REQUEST = An exact copy of every record is needed.

[Extracted data entries]

----

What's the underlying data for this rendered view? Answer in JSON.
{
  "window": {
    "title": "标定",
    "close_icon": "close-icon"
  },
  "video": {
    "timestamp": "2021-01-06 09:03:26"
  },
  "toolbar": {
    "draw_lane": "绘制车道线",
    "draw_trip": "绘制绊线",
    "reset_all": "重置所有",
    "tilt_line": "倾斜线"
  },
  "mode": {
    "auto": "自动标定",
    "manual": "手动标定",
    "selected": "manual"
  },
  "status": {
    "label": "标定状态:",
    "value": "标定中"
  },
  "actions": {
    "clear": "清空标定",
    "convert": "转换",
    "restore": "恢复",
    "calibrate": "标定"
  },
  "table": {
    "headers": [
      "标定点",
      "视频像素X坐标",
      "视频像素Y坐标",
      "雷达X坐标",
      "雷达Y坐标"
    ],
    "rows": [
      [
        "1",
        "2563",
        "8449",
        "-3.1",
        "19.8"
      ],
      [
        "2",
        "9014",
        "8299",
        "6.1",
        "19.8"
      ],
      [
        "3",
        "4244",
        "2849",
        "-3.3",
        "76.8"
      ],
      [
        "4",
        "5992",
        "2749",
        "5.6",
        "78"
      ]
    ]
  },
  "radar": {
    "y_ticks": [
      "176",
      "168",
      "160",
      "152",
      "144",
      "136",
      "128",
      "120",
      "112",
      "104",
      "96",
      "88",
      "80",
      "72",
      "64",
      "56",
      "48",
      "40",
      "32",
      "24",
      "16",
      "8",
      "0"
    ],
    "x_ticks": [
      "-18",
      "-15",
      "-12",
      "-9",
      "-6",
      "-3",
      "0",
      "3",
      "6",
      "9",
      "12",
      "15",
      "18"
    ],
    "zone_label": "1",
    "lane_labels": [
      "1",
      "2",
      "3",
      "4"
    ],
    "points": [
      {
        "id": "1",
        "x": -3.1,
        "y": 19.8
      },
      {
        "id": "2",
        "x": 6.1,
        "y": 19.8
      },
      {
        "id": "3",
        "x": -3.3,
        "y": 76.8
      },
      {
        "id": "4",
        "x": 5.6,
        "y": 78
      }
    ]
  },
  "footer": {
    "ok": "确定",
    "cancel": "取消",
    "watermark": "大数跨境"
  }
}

----

PROBLEM SOLUTION =
What's the underlying data for this rendered view? Answer in JSON.
{
  "window": {
    "title": "标定",
    "close_icon": "close-icon"
  },
  "video": {
    "timestamp": "2021-01-06 09:03:26"
  },
  "toolbar": {
    "draw_lane": "绘制车道线",
    "draw_trip": "绘制绊线",
    "reset_all": "重置所有",
    "tilt_line": "倾斜线"
  },
  "mode": {
    "auto": "自动标定",
    "manual": "手动标定",
    "selected": "manual"
  },
  "status": {
    "label": "标定状态:",
    "value": "标定中"
  },
  "actions": {
    "clear": "清空标定",
    "convert": "转换",
    "restore": "恢复",
    "calibrate": "标定"
  },
  "table": {
    "headers": [
      "标定点",
      "视频像素X坐标",
      "视频像素Y坐标",
      "雷达X坐标",
      "雷达Y坐标"
    ],
    "rows": [
      [
        "1",
        "2563",
        "8449",
        "-3.1",
        "19.8"
      ],
      [
        "2",
        "9014",
        "8299",
        "6.1",
        "19.8"
      ],
      [
        "3",
        "4244",
        "2849",
        "-3.3",
        "76.8"
      ],
      [
        "4",
        "5992",
        "2749",
        "5.6",
        "78"
      ]
    ]
  },
  "radar": {
    "y_ticks": [
      "176",
      "168",
      "160",
      "152",
      "144",
      "136",
      "128",
      "120",
      "112",
      "104",
      "96",
      "88",
      "80",
      "72",
      "64",
      "56",
      "48",
      "40",
      "32",
      "24",
      "16",
      "8",
      "0"
    ],
    "x_ticks": [
      "-18",
      "-15",
      "-12",
      "-9",
      "-6",
      "-3",
      "0",
      "3",
      "6",
      "9",
      "12",
      "15",
      "18"
    ],
    "zone_label": "1",
    "lane_labels": [
      "1",
      "2",
      "3",
      "4"
    ],
    "points": [
      {
        "id": "1",
        "x": -3.1,
        "y": 19.8
      },
      {
        "id": "2",
        "x": 6.1,
        "y": 19.8
      },
      {
        "id": "3",
        "x": -3.3,
        "y": 76.8
      },
      {
        "id": "4",
        "x": 5.6,
        "y": 78
      }
    ]
  },
  "footer": {
    "ok": "确定",
    "cancel": "取消",
    "watermark": "大数跨境"
  }
}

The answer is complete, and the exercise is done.